__Dataset rows__:
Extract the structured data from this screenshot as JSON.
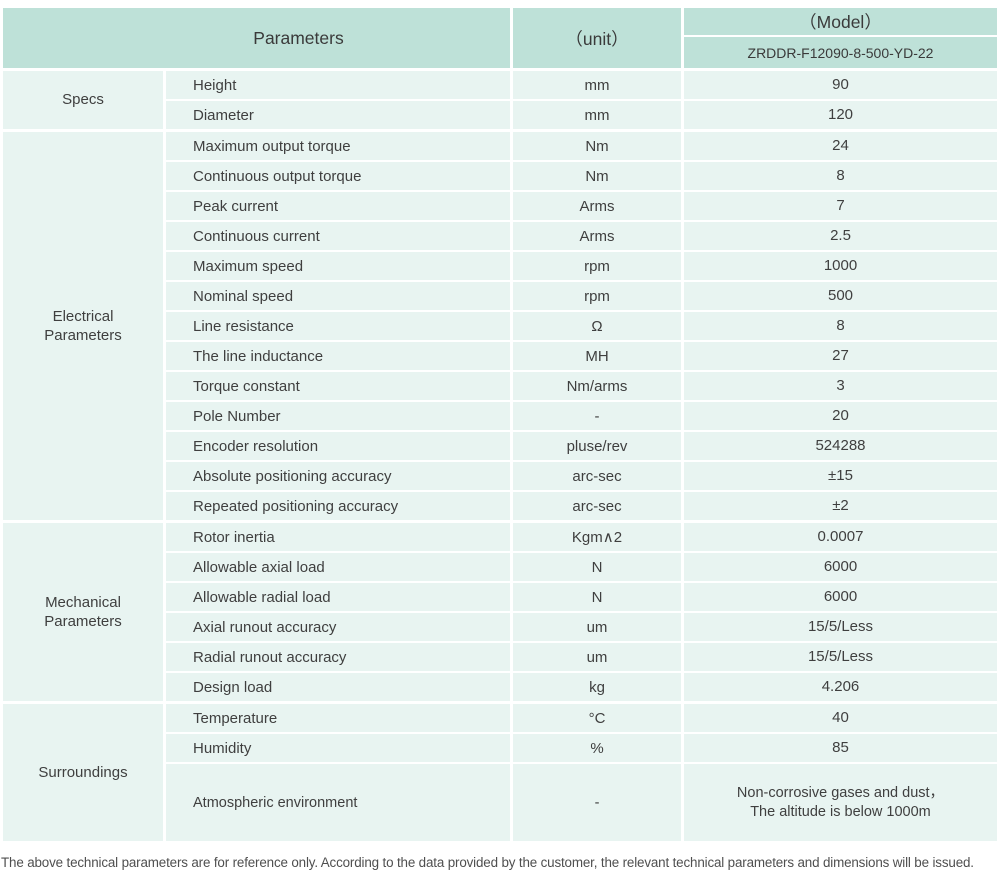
{
  "colors": {
    "header_background": "#bee1d8",
    "row_background": "#e8f4f1",
    "text": "#3f3f3f",
    "footer_text": "#4f4f4f"
  },
  "header": {
    "parameters_label": "Parameters",
    "unit_label": "（unit）",
    "model_label": "（Model）",
    "model_value": "ZRDDR-F12090-8-500-YD-22"
  },
  "sections": [
    {
      "label": "Specs",
      "rows": [
        {
          "name": "Height",
          "unit": "mm",
          "value": "90"
        },
        {
          "name": "Diameter",
          "unit": "mm",
          "value": "120"
        }
      ]
    },
    {
      "label": "Electrical\nParameters",
      "rows": [
        {
          "name": "Maximum output torque",
          "unit": "Nm",
          "value": "24"
        },
        {
          "name": "Continuous output torque",
          "unit": "Nm",
          "value": "8"
        },
        {
          "name": "Peak current",
          "unit": "Arms",
          "value": "7"
        },
        {
          "name": "Continuous current",
          "unit": "Arms",
          "value": "2.5"
        },
        {
          "name": "Maximum speed",
          "unit": "rpm",
          "value": "1000"
        },
        {
          "name": "Nominal speed",
          "unit": "rpm",
          "value": "500"
        },
        {
          "name": "Line resistance",
          "unit": "Ω",
          "value": "8"
        },
        {
          "name": "The line inductance",
          "unit": "MH",
          "value": "27"
        },
        {
          "name": "Torque constant",
          "unit": "Nm/arms",
          "value": "3"
        },
        {
          "name": "Pole Number",
          "unit": "-",
          "value": "20"
        },
        {
          "name": "Encoder resolution",
          "unit": "pluse/rev",
          "value": "524288"
        },
        {
          "name": "Absolute positioning accuracy",
          "unit": "arc-sec",
          "value": "±15"
        },
        {
          "name": "Repeated positioning accuracy",
          "unit": "arc-sec",
          "value": "±2"
        }
      ]
    },
    {
      "label": "Mechanical\nParameters",
      "rows": [
        {
          "name": "Rotor inertia",
          "unit": "Kgm∧2",
          "value": "0.0007"
        },
        {
          "name": "Allowable axial load",
          "unit": "N",
          "value": "6000"
        },
        {
          "name": "Allowable radial load",
          "unit": "N",
          "value": "6000"
        },
        {
          "name": "Axial runout accuracy",
          "unit": "um",
          "value": "15/5/Less"
        },
        {
          "name": "Radial runout accuracy",
          "unit": "um",
          "value": "15/5/Less"
        },
        {
          "name": "Design load",
          "unit": "kg",
          "value": "4.206"
        }
      ]
    },
    {
      "label": "Surroundings",
      "rows": [
        {
          "name": "Temperature",
          "unit": "°C",
          "value": "40"
        },
        {
          "name": "Humidity",
          "unit": "%",
          "value": "85"
        },
        {
          "name": "Atmospheric environment",
          "unit": "-",
          "value": "Non-corrosive gases and dust，\nThe altitude is below 1000m"
        }
      ]
    }
  ],
  "footer": {
    "note": "The above technical parameters are for reference only. According to the data provided by the customer, the relevant technical parameters and dimensions will be issued."
  }
}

__Exercise prompt__:
Return all of the entries exactly as written, but drop any pictures they hold.

__Result of the exercise__:
Extract the structured data from this screenshot as JSON.
{
  "colors": {
    "header_background": "#bee1d8",
    "row_background": "#e8f4f1",
    "text": "#3f3f3f",
    "footer_text": "#4f4f4f"
  },
  "header": {
    "parameters_label": "Parameters",
    "unit_label": "（unit）",
    "model_label": "（Model）",
    "model_value": "ZRDDR-F12090-8-500-YD-22"
  },
  "sections": [
    {
      "label": "Specs",
      "rows": [
        {
          "name": "Height",
          "unit": "mm",
          "value": "90"
        },
        {
          "name": "Diameter",
          "unit": "mm",
          "value": "120"
        }
      ]
    },
    {
      "label": "Electrical\nParameters",
      "rows": [
        {
          "name": "Maximum output torque",
          "unit": "Nm",
          "value": "24"
        },
        {
          "name": "Continuous output torque",
          "unit": "Nm",
          "value": "8"
        },
        {
          "name": "Peak current",
          "unit": "Arms",
          "value": "7"
        },
        {
          "name": "Continuous current",
          "unit": "Arms",
          "value": "2.5"
        },
        {
          "name": "Maximum speed",
          "unit": "rpm",
          "value": "1000"
        },
        {
          "name": "Nominal speed",
          "unit": "rpm",
          "value": "500"
        },
        {
          "name": "Line resistance",
          "unit": "Ω",
          "value": "8"
        },
        {
          "name": "The line inductance",
          "unit": "MH",
          "value": "27"
        },
        {
          "name": "Torque constant",
          "unit": "Nm/arms",
          "value": "3"
        },
        {
          "name": "Pole Number",
          "unit": "-",
          "value": "20"
        },
        {
          "name": "Encoder resolution",
          "unit": "pluse/rev",
          "value": "524288"
        },
        {
          "name": "Absolute positioning accuracy",
          "unit": "arc-sec",
          "value": "±15"
        },
        {
          "name": "Repeated positioning accuracy",
          "unit": "arc-sec",
          "value": "±2"
        }
      ]
    },
    {
      "label": "Mechanical\nParameters",
      "rows": [
        {
          "name": "Rotor inertia",
          "unit": "Kgm∧2",
          "value": "0.0007"
        },
        {
          "name": "Allowable axial load",
          "unit": "N",
          "value": "6000"
        },
        {
          "name": "Allowable radial load",
          "unit": "N",
          "value": "6000"
        },
        {
          "name": "Axial runout accuracy",
          "unit": "um",
          "value": "15/5/Less"
        },
        {
          "name": "Radial runout accuracy",
          "unit": "um",
          "value": "15/5/Less"
        },
        {
          "name": "Design load",
          "unit": "kg",
          "value": "4.206"
        }
      ]
    },
    {
      "label": "Surroundings",
      "rows": [
        {
          "name": "Temperature",
          "unit": "°C",
          "value": "40"
        },
        {
          "name": "Humidity",
          "unit": "%",
          "value": "85"
        },
        {
          "name": "Atmospheric environment",
          "unit": "-",
          "value": "Non-corrosive gases and dust，\nThe altitude is below 1000m"
        }
      ]
    }
  ],
  "footer": {
    "note": "The above technical parameters are for reference only. According to the data provided by the customer, the relevant technical parameters and dimensions will be issued."
  }
}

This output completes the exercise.